> Dataset rows:
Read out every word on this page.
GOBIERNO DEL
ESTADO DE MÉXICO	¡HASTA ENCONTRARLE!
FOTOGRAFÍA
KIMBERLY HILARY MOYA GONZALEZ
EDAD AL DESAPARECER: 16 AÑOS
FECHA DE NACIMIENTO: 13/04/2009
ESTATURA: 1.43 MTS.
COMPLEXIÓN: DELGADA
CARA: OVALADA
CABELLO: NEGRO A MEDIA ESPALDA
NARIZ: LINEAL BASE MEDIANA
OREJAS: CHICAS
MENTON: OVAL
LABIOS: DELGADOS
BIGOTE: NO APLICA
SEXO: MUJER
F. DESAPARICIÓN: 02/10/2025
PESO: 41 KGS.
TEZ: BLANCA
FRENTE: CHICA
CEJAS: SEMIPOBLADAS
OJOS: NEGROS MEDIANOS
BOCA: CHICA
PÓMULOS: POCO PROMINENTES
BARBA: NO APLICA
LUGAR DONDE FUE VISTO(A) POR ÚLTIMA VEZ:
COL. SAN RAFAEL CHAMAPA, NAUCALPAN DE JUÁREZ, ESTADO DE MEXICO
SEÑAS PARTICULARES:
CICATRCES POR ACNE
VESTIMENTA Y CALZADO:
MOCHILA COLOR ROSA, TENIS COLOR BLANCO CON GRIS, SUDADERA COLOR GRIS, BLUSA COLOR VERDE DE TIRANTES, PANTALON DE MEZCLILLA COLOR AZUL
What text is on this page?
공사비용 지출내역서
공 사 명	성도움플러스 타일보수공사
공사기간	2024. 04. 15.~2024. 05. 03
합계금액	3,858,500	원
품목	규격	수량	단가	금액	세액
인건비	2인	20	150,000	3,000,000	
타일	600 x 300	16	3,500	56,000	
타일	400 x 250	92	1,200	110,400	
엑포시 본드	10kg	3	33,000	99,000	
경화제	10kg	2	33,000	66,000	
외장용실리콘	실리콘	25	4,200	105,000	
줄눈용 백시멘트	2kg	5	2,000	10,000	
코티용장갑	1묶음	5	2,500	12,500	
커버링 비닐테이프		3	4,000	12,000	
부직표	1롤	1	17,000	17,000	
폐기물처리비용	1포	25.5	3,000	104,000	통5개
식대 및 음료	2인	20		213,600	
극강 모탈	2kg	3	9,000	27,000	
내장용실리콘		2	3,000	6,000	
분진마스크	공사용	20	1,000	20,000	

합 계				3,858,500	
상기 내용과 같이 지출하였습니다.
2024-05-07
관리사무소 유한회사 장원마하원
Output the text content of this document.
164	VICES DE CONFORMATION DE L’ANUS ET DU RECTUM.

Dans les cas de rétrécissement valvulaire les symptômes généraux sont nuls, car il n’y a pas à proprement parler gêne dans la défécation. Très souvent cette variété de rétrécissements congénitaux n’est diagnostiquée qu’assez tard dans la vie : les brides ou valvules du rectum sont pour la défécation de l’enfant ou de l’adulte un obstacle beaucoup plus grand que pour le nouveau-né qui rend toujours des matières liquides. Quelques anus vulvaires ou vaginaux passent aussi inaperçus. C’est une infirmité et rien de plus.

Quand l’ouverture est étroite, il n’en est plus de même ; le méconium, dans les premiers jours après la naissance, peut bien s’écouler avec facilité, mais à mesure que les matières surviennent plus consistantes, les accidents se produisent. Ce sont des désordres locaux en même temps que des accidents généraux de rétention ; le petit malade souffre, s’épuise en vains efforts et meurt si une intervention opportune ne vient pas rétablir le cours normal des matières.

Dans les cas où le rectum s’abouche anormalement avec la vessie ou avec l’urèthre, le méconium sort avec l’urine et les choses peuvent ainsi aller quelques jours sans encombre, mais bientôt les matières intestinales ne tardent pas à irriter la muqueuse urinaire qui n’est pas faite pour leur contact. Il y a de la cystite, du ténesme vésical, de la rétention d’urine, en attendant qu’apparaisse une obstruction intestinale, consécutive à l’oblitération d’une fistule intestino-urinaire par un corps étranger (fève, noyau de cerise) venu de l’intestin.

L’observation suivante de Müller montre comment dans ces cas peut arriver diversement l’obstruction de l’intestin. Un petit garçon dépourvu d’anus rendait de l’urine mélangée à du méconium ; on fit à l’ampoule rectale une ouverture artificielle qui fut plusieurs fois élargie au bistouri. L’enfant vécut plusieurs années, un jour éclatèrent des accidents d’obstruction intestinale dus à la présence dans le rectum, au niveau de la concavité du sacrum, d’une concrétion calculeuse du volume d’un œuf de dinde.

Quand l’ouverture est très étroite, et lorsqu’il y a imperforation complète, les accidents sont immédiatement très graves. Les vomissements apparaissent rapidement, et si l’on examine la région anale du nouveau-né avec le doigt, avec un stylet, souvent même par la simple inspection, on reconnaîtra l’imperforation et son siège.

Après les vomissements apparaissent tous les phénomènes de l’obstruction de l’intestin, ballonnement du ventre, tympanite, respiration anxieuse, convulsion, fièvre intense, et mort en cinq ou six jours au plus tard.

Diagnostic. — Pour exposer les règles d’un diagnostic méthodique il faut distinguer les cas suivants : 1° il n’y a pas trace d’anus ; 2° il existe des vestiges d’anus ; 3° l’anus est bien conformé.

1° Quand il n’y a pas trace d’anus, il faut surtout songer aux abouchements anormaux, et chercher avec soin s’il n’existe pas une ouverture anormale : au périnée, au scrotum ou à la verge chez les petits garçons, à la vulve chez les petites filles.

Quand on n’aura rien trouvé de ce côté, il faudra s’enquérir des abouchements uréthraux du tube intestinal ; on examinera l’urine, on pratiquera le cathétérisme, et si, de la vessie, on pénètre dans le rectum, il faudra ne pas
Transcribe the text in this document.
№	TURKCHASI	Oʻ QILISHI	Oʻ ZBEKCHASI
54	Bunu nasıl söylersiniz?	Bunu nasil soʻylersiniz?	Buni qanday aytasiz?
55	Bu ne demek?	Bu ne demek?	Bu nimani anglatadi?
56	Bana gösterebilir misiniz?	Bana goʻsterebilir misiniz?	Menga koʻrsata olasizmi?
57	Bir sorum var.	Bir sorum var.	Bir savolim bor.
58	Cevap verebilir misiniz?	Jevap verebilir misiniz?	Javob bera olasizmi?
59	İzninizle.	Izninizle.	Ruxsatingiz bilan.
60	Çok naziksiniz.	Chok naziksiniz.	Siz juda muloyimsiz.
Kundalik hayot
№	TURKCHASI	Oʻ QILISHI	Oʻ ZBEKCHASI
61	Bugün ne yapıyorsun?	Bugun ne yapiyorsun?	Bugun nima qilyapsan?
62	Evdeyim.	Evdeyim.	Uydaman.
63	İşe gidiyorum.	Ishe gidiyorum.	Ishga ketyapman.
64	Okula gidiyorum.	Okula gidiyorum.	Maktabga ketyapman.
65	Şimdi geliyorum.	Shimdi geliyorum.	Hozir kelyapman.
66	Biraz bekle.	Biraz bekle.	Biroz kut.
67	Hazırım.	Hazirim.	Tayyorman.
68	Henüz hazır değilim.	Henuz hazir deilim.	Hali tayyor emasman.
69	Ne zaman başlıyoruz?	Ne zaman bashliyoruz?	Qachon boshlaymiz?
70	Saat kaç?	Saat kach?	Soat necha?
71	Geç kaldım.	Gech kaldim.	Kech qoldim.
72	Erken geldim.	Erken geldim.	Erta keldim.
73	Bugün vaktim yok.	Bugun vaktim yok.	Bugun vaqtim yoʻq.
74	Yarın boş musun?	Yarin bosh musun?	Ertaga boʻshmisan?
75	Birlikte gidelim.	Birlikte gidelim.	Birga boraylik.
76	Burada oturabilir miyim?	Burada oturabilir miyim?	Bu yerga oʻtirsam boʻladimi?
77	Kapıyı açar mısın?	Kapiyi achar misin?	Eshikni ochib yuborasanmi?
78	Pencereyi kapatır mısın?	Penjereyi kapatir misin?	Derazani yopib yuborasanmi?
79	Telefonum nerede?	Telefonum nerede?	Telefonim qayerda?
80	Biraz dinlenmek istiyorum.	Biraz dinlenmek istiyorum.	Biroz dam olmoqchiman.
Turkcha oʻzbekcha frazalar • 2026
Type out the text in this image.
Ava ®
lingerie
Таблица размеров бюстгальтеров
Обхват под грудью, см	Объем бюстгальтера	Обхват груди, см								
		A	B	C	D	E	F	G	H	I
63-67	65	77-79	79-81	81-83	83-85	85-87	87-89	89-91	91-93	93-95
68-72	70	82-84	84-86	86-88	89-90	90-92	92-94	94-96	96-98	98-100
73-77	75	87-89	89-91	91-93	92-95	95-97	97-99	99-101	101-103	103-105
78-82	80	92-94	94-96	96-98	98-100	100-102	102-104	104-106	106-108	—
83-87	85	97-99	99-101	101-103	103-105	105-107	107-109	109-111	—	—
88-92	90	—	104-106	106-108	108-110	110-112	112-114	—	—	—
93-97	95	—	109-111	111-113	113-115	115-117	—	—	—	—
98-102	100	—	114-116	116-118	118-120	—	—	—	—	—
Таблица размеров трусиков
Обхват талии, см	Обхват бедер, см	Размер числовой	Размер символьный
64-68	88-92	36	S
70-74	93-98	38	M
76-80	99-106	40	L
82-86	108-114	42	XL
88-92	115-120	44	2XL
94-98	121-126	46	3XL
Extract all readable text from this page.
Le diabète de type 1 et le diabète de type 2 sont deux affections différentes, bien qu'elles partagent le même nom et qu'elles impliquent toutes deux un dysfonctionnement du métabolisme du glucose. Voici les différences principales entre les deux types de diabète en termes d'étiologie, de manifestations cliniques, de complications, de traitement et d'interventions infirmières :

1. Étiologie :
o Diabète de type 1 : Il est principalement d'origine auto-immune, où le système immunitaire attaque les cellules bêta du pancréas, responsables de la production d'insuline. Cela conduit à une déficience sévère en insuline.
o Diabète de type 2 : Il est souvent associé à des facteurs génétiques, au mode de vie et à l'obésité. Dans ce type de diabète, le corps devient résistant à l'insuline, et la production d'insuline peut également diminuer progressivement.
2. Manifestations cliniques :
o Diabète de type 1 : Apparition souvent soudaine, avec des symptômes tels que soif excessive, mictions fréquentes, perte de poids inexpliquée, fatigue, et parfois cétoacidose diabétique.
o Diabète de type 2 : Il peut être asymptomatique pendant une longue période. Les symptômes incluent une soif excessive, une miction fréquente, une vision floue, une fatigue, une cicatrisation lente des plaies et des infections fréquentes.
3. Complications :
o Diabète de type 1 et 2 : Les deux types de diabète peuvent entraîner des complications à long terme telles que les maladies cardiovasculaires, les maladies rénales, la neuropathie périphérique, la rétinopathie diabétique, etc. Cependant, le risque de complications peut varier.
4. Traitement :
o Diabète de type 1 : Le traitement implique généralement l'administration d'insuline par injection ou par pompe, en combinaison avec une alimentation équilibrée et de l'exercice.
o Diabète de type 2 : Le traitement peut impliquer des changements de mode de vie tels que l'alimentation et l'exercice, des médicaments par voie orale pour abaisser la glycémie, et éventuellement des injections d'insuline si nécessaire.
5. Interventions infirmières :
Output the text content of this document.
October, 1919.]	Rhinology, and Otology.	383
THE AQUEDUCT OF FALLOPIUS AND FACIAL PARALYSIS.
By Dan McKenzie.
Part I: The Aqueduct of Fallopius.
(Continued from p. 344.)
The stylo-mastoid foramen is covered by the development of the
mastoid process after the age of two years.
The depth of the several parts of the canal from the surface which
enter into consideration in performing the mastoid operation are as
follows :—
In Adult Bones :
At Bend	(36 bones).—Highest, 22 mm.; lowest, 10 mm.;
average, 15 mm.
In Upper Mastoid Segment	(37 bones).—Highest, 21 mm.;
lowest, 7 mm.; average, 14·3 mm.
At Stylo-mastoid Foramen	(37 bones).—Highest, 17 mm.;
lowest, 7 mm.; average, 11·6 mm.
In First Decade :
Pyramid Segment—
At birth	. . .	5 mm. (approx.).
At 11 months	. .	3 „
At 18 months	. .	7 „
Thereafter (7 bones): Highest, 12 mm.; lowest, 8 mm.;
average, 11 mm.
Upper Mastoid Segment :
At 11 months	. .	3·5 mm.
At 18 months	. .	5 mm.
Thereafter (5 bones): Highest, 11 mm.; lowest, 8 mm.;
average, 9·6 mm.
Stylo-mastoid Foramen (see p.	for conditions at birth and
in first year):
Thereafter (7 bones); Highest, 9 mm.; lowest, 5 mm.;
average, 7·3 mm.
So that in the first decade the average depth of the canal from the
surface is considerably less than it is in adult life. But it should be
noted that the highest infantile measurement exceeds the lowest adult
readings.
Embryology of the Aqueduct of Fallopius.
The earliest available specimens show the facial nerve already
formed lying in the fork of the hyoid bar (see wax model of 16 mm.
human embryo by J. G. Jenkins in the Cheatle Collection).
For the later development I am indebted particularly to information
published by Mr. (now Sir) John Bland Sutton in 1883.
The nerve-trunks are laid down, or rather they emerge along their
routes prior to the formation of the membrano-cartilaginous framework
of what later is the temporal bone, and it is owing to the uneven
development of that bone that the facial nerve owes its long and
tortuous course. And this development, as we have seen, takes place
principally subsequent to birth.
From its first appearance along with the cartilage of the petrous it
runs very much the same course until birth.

> Job: Check each line of the entries for the string "months". Copy the lines that have it.

> Written reply:
At 11 months	. .	3 „
At 18 months	. .	7 „
At 11 months	. .	3·5 mm.
At 18 months	. .	5 mm.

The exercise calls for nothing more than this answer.